** BEGIN **

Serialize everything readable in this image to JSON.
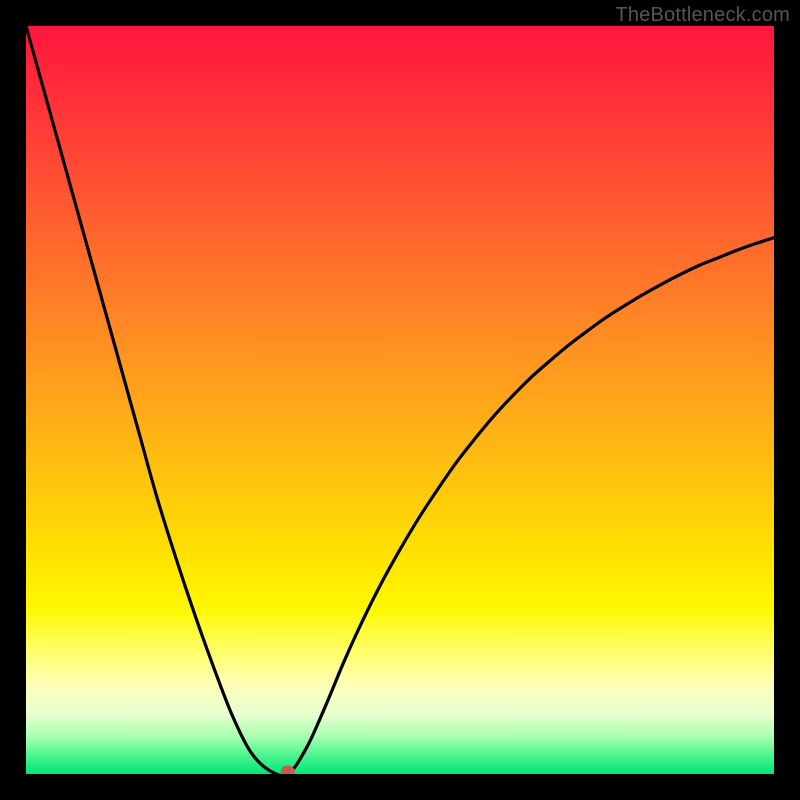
{
  "watermark": "TheBottleneck.com",
  "colors": {
    "curve": "#000000",
    "marker": "#c65b4e",
    "background": "#000000"
  },
  "chart_data": {
    "type": "line",
    "title": "",
    "xlabel": "",
    "ylabel": "",
    "xlim": [
      0,
      100
    ],
    "ylim": [
      0,
      100
    ],
    "series": [
      {
        "name": "bottleneck-curve",
        "x": [
          0,
          2.5,
          5,
          7.5,
          10,
          12.5,
          15,
          17.5,
          20,
          22.5,
          25,
          27.5,
          30,
          32.5,
          35,
          37.5,
          40,
          42.5,
          45,
          47.5,
          50,
          52.5,
          55,
          57.5,
          60,
          62.5,
          65,
          67.5,
          70,
          72.5,
          75,
          77.5,
          80,
          82.5,
          85,
          87.5,
          90,
          92.5,
          95,
          97.5,
          100
        ],
        "y": [
          100,
          91.0,
          82.0,
          73.0,
          64.0,
          55.0,
          46.0,
          37.0,
          29.0,
          21.5,
          14.5,
          8.0,
          3.0,
          0.5,
          0.0,
          3.5,
          9.0,
          15.0,
          20.5,
          25.5,
          30.0,
          34.2,
          38.0,
          41.6,
          44.8,
          47.8,
          50.5,
          53.0,
          55.2,
          57.3,
          59.2,
          61.0,
          62.6,
          64.1,
          65.5,
          66.8,
          68.0,
          69.0,
          70.0,
          70.9,
          71.7
        ]
      }
    ],
    "marker": {
      "x": 35,
      "y": 0
    },
    "grid": false,
    "legend": false
  }
}
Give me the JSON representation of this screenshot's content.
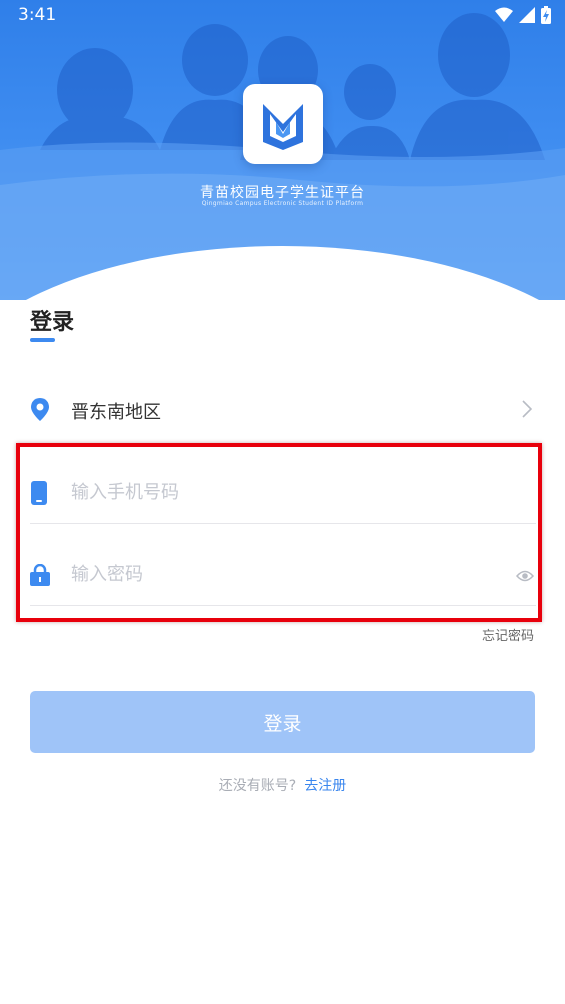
{
  "status_bar": {
    "time": "3:41"
  },
  "app": {
    "title": "青苗校园电子学生证平台",
    "subtitle": "Qingmiao Campus Electronic Student ID Platform",
    "logo_icon": "qingmiao-logo"
  },
  "login": {
    "heading": "登录",
    "region": {
      "label": "晋东南地区",
      "icon": "location-pin-icon"
    },
    "phone": {
      "placeholder": "输入手机号码",
      "value": "",
      "icon": "phone-icon"
    },
    "password": {
      "placeholder": "输入密码",
      "value": "",
      "icon": "lock-icon",
      "toggle_icon": "eye-icon"
    },
    "forgot_label": "忘记密码",
    "submit_label": "登录",
    "no_account_text": "还没有账号?",
    "register_label": "去注册"
  },
  "colors": {
    "accent": "#3d8af0",
    "button_disabled": "#9fc4f8",
    "highlight": "#e8000c"
  }
}
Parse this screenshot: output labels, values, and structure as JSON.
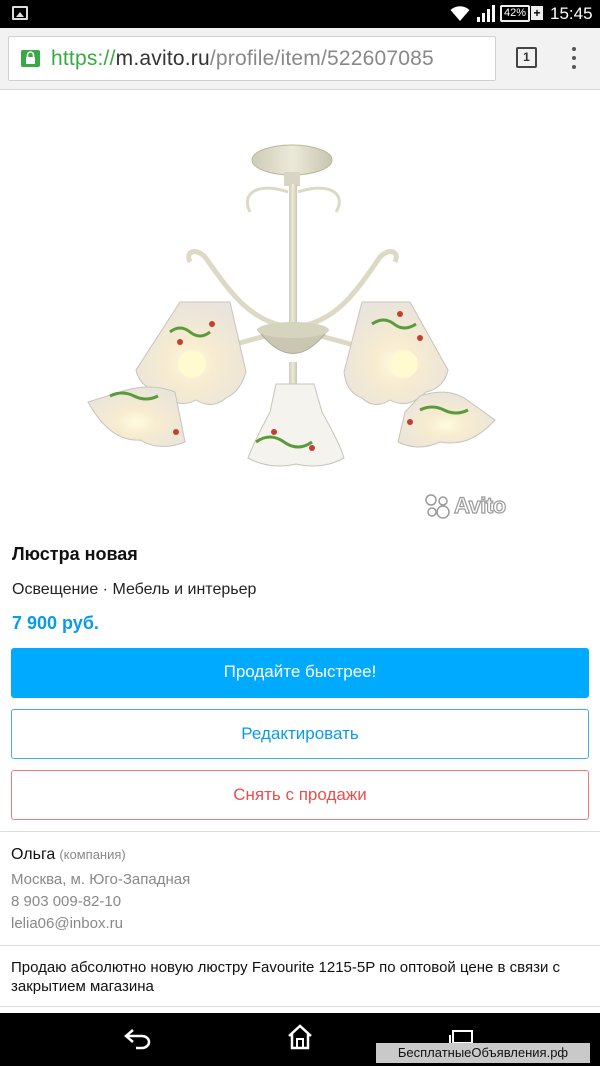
{
  "status_bar": {
    "battery_percent": "42%",
    "battery_charging_symbol": "+",
    "time": "15:45",
    "icons": [
      "image-notification-icon",
      "wifi-icon",
      "signal-icon",
      "battery-icon"
    ]
  },
  "browser": {
    "url_scheme": "https://",
    "url_host": "m.avito.ru",
    "url_path": "/profile/item/522607085",
    "tab_count": "1",
    "icons": [
      "lock-icon",
      "overflow-menu-icon"
    ]
  },
  "listing": {
    "image_alt": "chandelier-photo",
    "watermark": "Avito",
    "title": "Люстра новая",
    "category": "Освещение · Мебель и интерьер",
    "price": "7 900 руб."
  },
  "actions": {
    "sell_faster": "Продайте быстрее!",
    "edit": "Редактировать",
    "remove": "Снять с продажи"
  },
  "seller": {
    "name": "Ольга",
    "type": "(компания)",
    "location": "Москва, м. Юго-Западная",
    "phone": "8 903 009-82-10",
    "email": "lelia06@inbox.ru"
  },
  "description": "Продаю абсолютно новую люстру Favourite 1215-5P по оптовой цене в связи с закрытием магазина",
  "nav": {
    "icons": [
      "back-icon",
      "home-icon",
      "recent-apps-icon"
    ],
    "site_watermark": "БесплатныеОбъявления.рф"
  },
  "colors": {
    "accent": "#00aaff",
    "price": "#0a9be8",
    "danger": "#ee4d4d",
    "secure": "#3aa845"
  }
}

** END **

**WRITTEN REQUEST:** Scan the records above for the string "JSON", then report every line that contains it.

**EXERCISE RESPONSE:**
Serialize everything readable in this image to JSON.
Give me the JSON representation of this screenshot's content.
Parse this screenshot: output labels, values, and structure as JSON.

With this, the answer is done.